• **Prompt**:
Take the entries below and reproduce them word for word.

Dataset items:
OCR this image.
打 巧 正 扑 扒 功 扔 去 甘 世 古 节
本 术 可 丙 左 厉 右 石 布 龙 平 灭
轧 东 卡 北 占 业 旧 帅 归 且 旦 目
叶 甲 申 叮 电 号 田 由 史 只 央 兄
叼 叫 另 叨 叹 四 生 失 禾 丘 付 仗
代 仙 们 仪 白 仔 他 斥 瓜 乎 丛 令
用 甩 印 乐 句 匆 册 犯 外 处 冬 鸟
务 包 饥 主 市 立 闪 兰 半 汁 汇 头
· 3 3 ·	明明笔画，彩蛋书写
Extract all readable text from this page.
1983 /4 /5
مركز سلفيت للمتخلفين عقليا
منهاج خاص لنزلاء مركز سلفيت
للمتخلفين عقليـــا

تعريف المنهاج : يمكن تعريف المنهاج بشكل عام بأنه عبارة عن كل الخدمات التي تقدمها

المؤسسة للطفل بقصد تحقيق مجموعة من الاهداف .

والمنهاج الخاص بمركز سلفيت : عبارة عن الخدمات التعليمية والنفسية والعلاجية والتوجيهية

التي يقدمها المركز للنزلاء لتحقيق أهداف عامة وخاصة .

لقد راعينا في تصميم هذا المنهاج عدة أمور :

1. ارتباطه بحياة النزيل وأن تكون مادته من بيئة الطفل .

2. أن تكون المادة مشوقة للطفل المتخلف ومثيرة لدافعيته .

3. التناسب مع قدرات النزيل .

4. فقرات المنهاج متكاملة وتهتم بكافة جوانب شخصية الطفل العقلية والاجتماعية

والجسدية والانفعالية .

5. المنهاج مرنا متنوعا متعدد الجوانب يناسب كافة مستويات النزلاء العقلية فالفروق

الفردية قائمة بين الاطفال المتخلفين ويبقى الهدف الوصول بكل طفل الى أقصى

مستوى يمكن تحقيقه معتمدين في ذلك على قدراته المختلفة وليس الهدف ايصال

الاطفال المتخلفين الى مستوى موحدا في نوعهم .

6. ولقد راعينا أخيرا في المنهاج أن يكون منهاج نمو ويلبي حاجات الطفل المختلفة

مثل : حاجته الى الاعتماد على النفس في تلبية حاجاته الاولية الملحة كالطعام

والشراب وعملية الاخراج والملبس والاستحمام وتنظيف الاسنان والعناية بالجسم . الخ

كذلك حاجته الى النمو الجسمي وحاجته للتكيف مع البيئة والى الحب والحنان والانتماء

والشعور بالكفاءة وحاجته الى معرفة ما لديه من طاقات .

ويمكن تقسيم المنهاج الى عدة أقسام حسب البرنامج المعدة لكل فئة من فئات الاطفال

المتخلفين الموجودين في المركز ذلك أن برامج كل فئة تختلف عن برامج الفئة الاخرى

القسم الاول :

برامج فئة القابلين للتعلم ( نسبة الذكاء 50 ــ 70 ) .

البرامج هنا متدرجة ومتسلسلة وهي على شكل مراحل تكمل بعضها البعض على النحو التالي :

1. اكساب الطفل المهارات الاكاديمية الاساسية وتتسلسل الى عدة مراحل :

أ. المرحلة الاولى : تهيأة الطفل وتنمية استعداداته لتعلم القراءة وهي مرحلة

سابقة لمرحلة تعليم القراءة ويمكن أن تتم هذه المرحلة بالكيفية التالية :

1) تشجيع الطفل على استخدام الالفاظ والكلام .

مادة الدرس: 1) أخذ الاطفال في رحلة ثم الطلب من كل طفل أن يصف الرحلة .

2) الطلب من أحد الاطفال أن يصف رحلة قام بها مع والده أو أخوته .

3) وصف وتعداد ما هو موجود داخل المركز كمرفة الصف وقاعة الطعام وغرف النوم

• **Response**:
OCR this image.
打 巧 正 扑 扒 功 扔 去 甘 世 古 节
本 术 可 丙 左 厉 右 石 布 龙 平 灭
轧 东 卡 北 占 业 旧 帅 归 且 旦 目
叶 甲 申 叮 电 号 田 由 史 只 央 兄
叼 叫 另 叨 叹 四 生 失 禾 丘 付 仗
代 仙 们 仪 白 仔 他 斥 瓜 乎 丛 令
用 甩 印 乐 句 匆 册 犯 外 处 冬 鸟
务 包 饥 主 市 立 闪 兰 半 汁 汇 头
· 3 3 ·	明明笔画，彩蛋书写
Extract all readable text from this page.
1983 /4 /5
مركز سلفيت للمتخلفين عقليا
منهاج خاص لنزلاء مركز سلفيت
للمتخلفين عقليـــا

تعريف المنهاج : يمكن تعريف المنهاج بشكل عام بأنه عبارة عن كل الخدمات التي تقدمها

المؤسسة للطفل بقصد تحقيق مجموعة من الاهداف .

والمنهاج الخاص بمركز سلفيت : عبارة عن الخدمات التعليمية والنفسية والعلاجية والتوجيهية

التي يقدمها المركز للنزلاء لتحقيق أهداف عامة وخاصة .

لقد راعينا في تصميم هذا المنهاج عدة أمور :

1. ارتباطه بحياة النزيل وأن تكون مادته من بيئة الطفل .

2. أن تكون المادة مشوقة للطفل المتخلف ومثيرة لدافعيته .

3. التناسب مع قدرات النزيل .

4. فقرات المنهاج متكاملة وتهتم بكافة جوانب شخصية الطفل العقلية والاجتماعية

والجسدية والانفعالية .

5. المنهاج مرنا متنوعا متعدد الجوانب يناسب كافة مستويات النزلاء العقلية فالفروق

الفردية قائمة بين الاطفال المتخلفين ويبقى الهدف الوصول بكل طفل الى أقصى

مستوى يمكن تحقيقه معتمدين في ذلك على قدراته المختلفة وليس الهدف ايصال

الاطفال المتخلفين الى مستوى موحدا في نوعهم .

6. ولقد راعينا أخيرا في المنهاج أن يكون منهاج نمو ويلبي حاجات الطفل المختلفة

مثل : حاجته الى الاعتماد على النفس في تلبية حاجاته الاولية الملحة كالطعام

والشراب وعملية الاخراج والملبس والاستحمام وتنظيف الاسنان والعناية بالجسم . الخ

كذلك حاجته الى النمو الجسمي وحاجته للتكيف مع البيئة والى الحب والحنان والانتماء

والشعور بالكفاءة وحاجته الى معرفة ما لديه من طاقات .

ويمكن تقسيم المنهاج الى عدة أقسام حسب البرنامج المعدة لكل فئة من فئات الاطفال

المتخلفين الموجودين في المركز ذلك أن برامج كل فئة تختلف عن برامج الفئة الاخرى

القسم الاول :

برامج فئة القابلين للتعلم ( نسبة الذكاء 50 ــ 70 ) .

البرامج هنا متدرجة ومتسلسلة وهي على شكل مراحل تكمل بعضها البعض على النحو التالي :

1. اكساب الطفل المهارات الاكاديمية الاساسية وتتسلسل الى عدة مراحل :

أ. المرحلة الاولى : تهيأة الطفل وتنمية استعداداته لتعلم القراءة وهي مرحلة

سابقة لمرحلة تعليم القراءة ويمكن أن تتم هذه المرحلة بالكيفية التالية :

1) تشجيع الطفل على استخدام الالفاظ والكلام .

مادة الدرس: 1) أخذ الاطفال في رحلة ثم الطلب من كل طفل أن يصف الرحلة .

2) الطلب من أحد الاطفال أن يصف رحلة قام بها مع والده أو أخوته .

3) وصف وتعداد ما هو موجود داخل المركز كمرفة الصف وقاعة الطعام وغرف النوم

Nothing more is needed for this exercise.